-------- Kutipan Pilihan

Tidak boleh menghadiri walimah jika di dalamnya terdapat kemaksiatan, kecuali jika ia bermaksud untuk mengingkarinya dan berusaha menghilangkan kemaksiatan tersebut. Apabila kemunkaran itu berhenti, ia boleh terus menghadirinya, namun jika tidak, maka ia harus segera pulang.
Ada beberapa hadits yang menjelaskan tentang permasalahan ini, di antaranya adalah sebagai berikut:
Dari Ali bin Abi Tholib r.a , ia berkata:
صَنَعْتُ طَعَامًا فَدَعَوْتُ رَسُوْلَ الله صَلَّى اللَّهُ عَلَيْهِ وَسَلَّمَ فَجَاءَ فَرَأَى فِي الْبَيْتِ تَصَاوِيْرَ فَرَجَعَ، فَقُلْتُ: يَارَسُوْلَ الله، ماَأَرْجَعَكَ بِأَبِيْ أَنْتَ وَأُمِّي؟ قَالَ: إِنَّ فِي الْبَيْتِ سِتْرًا فِيْهِ تَصَاوِيْرُ، وَإِنَّ الْمَلاَئِكَةَ لاَ تَدْخُلُ بَيْتًا فِيْهِ تَصَاوِيْرُ.

“Aku pernah membuat makanan dan mengundang Rasulullah SAW, tatkala datang, beliau melihat gambar-gambar di rumahku, maka beliau langsung pulang. Kemudian aku berkata, “Wahai Rasulullah, apakah gerangan yang membuat baginda langsung pulang?” Beliau bersabda, “Sesungguhnya di rumahmu ada kain penutup yang bergambar dan sesungguhnya para Malaikat tidak memasuki sebuah rumah yang di dalamnya terdapat gambar-gambar”.

c.    Waktu Walimah
Waktu mengadakan walimah amat tergantung kepada adat kebiasaan yang berlaku di suatu tempat pada suatu masa tertentu, walimah dapat diadakan pada waktu akad nikah terjadi atau sesudahnya, dapat pula ketika terjadi persetubuhan antara suami dan istri atau sesudahnya.
        Seperti menurut riwayat Bukhari, Nabi mengundang walimah pada perkawinan beliau dengan Zaenab sesudah terjadi hubungan suami istri.

----------------
-------- Data Tersedia

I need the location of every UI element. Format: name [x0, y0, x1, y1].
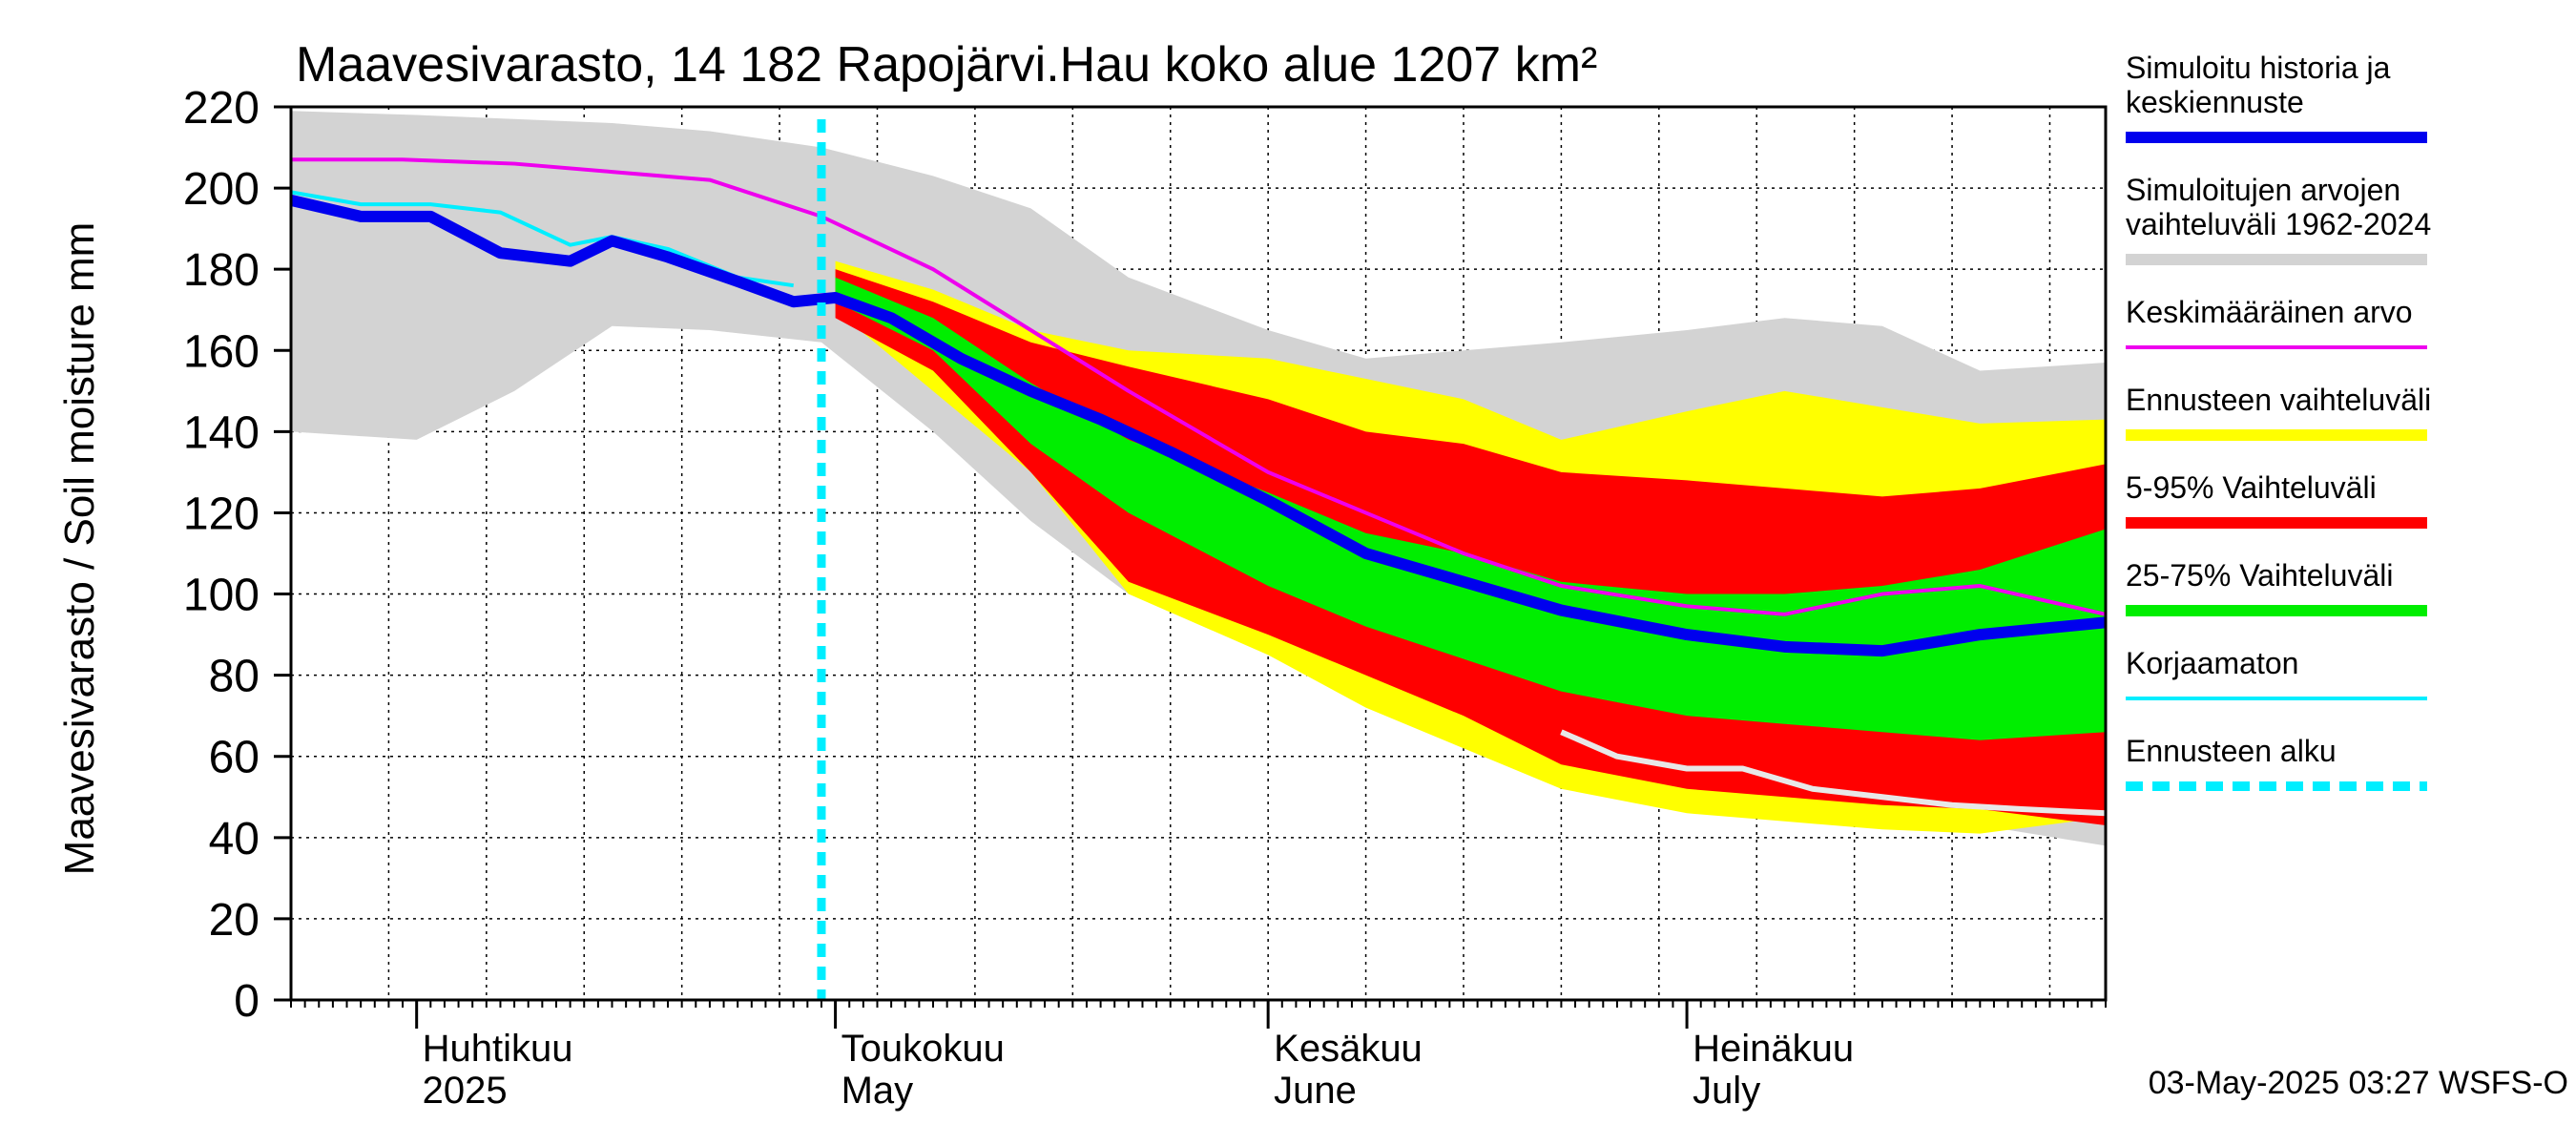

----------------

-- Petunjuk Latihan --
Tuliskan ulang sebagian kutipan tentang walimah tanpa perubahan apa pun, dimulai dari kata-kata yang memuat "c.    Waktu Walimah" dan berhenti setelah kata-kata "istri atau sesudahnya.". Daftar tersebut tidak diperlukan untuk latihan ini.

-- Jawaban Latihan --
c.    Waktu Walimah
Waktu mengadakan walimah amat tergantung kepada adat kebiasaan yang berlaku di suatu tempat pada suatu masa tertentu, walimah dapat diadakan pada waktu akad nikah terjadi atau sesudahnya, dapat pula ketika terjadi persetubuhan antara suami dan istri atau sesudahnya.